[BEGIN TASK INPUTS]

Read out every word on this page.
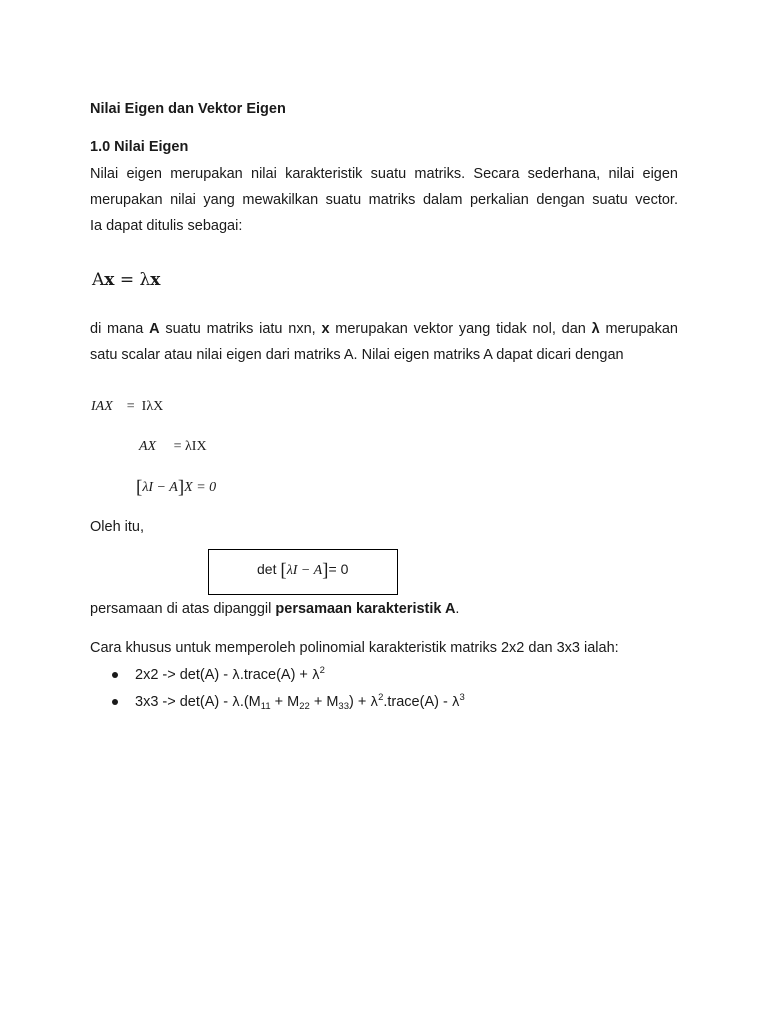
Nilai Eigen dan Vektor Eigen

1.0 Nilai Eigen

Nilai eigen merupakan nilai karakteristik suatu matriks. Secara sederhana, nilai eigen
merupakan nilai yang mewakilkan suatu matriks dalam perkalian dengan suatu vector.
Ia dapat ditulis sebagai:

Ax = λx

di mana A suatu matriks iatu nxn, x merupakan vektor yang tidak nol, dan λ merupakan
satu scalar atau nilai eigen dari matriks A. Nilai eigen matriks A dapat dicari dengan

IAX =  IλX
AX = λIX
[λI − A]X = 0

Oleh itu,

det [λI − A]= 0

persamaan di atas dipanggil persamaan karakteristik A.

Cara khusus untuk memperoleh polinomial karakteristik matriks 2x2 dan 3x3 ialah:

2x2 -> det(A) - λ.trace(A) + $\lambda^2$
$3x3 -> \det(A) - \lambda.(M_{11} + M_{22} + M_{33})$ + $\lambda^2.trace(A) - \lambda^3$
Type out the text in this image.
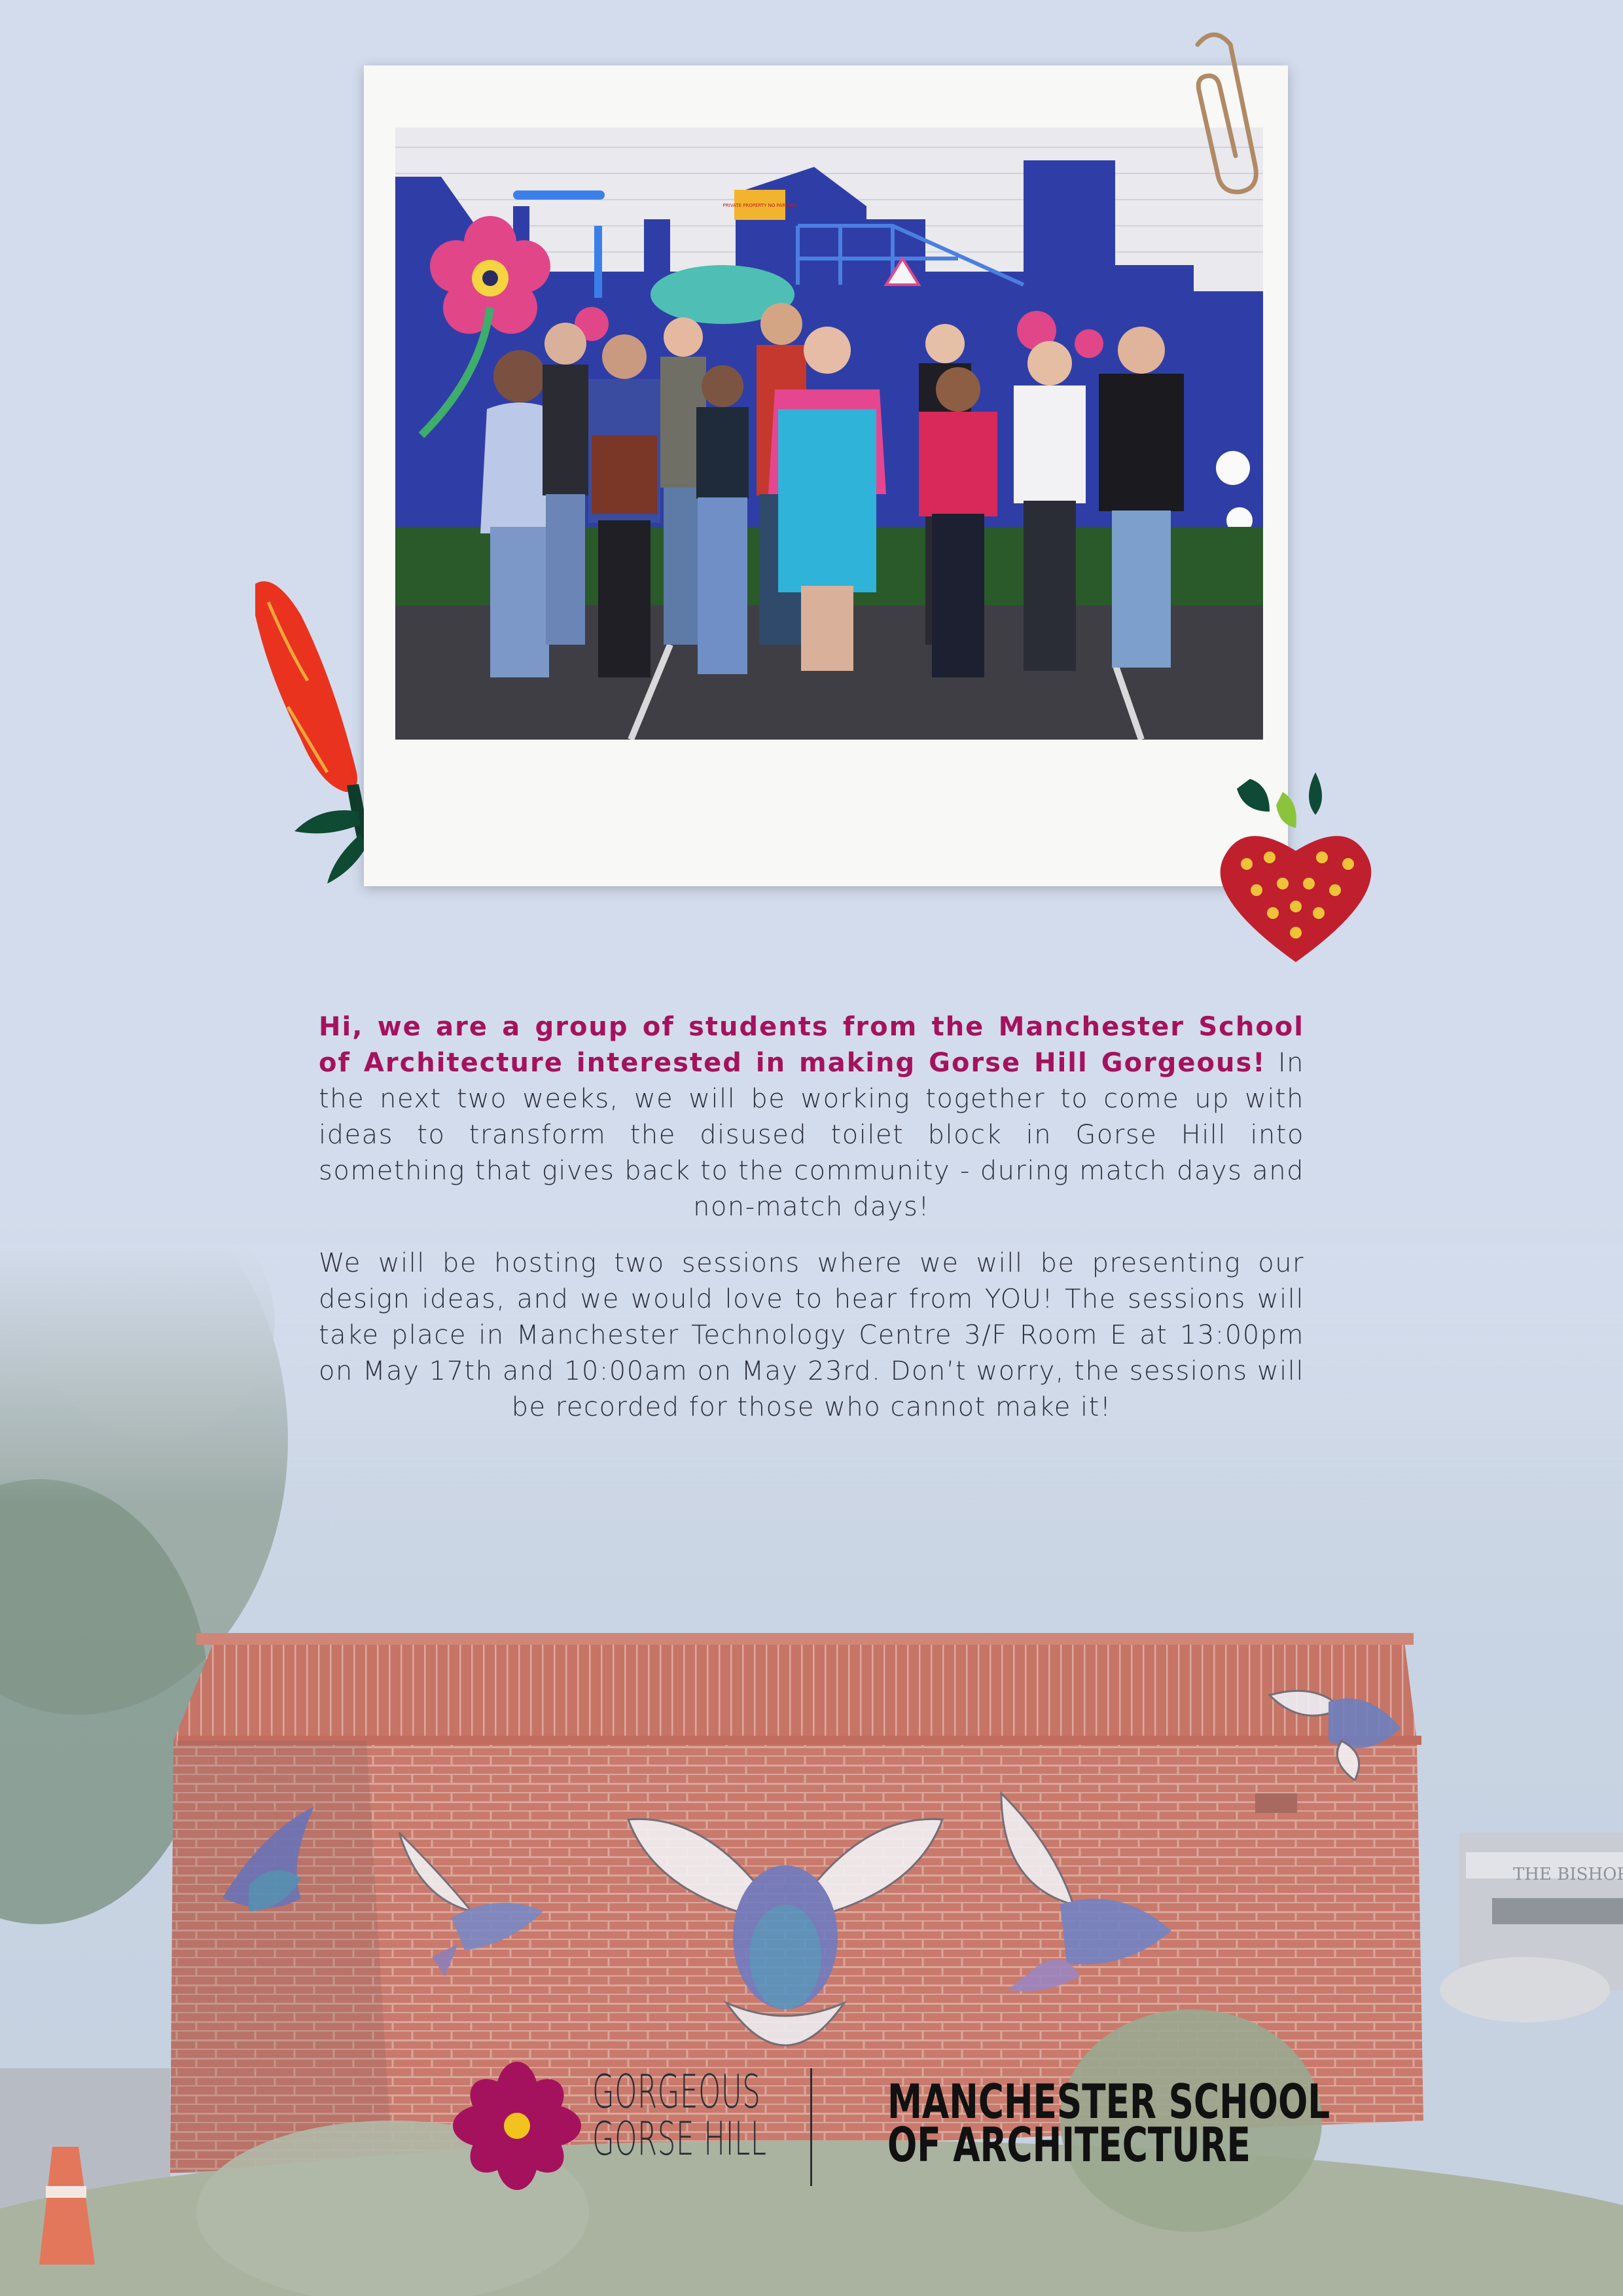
PRIVATE PROPERTY NO PARKING
Hi, we are a group of students from the Manchester School of Architecture interested in making Gorse Hill Gorgeous! In the next two weeks, we will be working together to come up with ideas to transform the disused toilet block in Gorse Hill into something that gives back to the community - during match days and non-match days!
We will be hosting two sessions where we will be presenting our design ideas, and we would love to hear from YOU! The sessions will take place in Manchester Technology Centre 3/F Room E at 13:00pm on May 17th and 10:00am on May 23rd. Don’t worry, the sessions will be recorded for those who cannot make it!
GORGEOUS
GORSE HILL
MANCHESTER SCHOOL
OF ARCHITECTURE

[END TASK INPUTS]

WHAT NEEDS TO BE DONE >> Reproduce the material above in full, exactly, with no images.

EXERCISE RESULT >>
Read out every word on this page.
Nilai Eigen dan Vektor Eigen

1.0 Nilai Eigen

Nilai eigen merupakan nilai karakteristik suatu matriks. Secara sederhana, nilai eigen
merupakan nilai yang mewakilkan suatu matriks dalam perkalian dengan suatu vector.
Ia dapat ditulis sebagai:

Ax = λx

di mana A suatu matriks iatu nxn, x merupakan vektor yang tidak nol, dan λ merupakan
satu scalar atau nilai eigen dari matriks A. Nilai eigen matriks A dapat dicari dengan

IAX =  IλX
AX = λIX
[λI − A]X = 0

Oleh itu,

det [λI − A]= 0

persamaan di atas dipanggil persamaan karakteristik A.

Cara khusus untuk memperoleh polinomial karakteristik matriks 2x2 dan 3x3 ialah:

2x2 -> det(A) - λ.trace(A) + $\lambda^2$
$3x3 -> \det(A) - \lambda.(M_{11} + M_{22} + M_{33})$ + $\lambda^2.trace(A) - \lambda^3$
Type out the text in this image.
PRIVATE PROPERTY NO PARKING
Hi, we are a group of students from the Manchester School of Architecture interested in making Gorse Hill Gorgeous! In the next two weeks, we will be working together to come up with ideas to transform the disused toilet block in Gorse Hill into something that gives back to the community - during match days and non-match days!
We will be hosting two sessions where we will be presenting our design ideas, and we would love to hear from YOU! The sessions will take place in Manchester Technology Centre 3/F Room E at 13:00pm on May 17th and 10:00am on May 23rd. Don’t worry, the sessions will be recorded for those who cannot make it!
GORGEOUS
GORSE HILL
MANCHESTER SCHOOL
OF ARCHITECTURE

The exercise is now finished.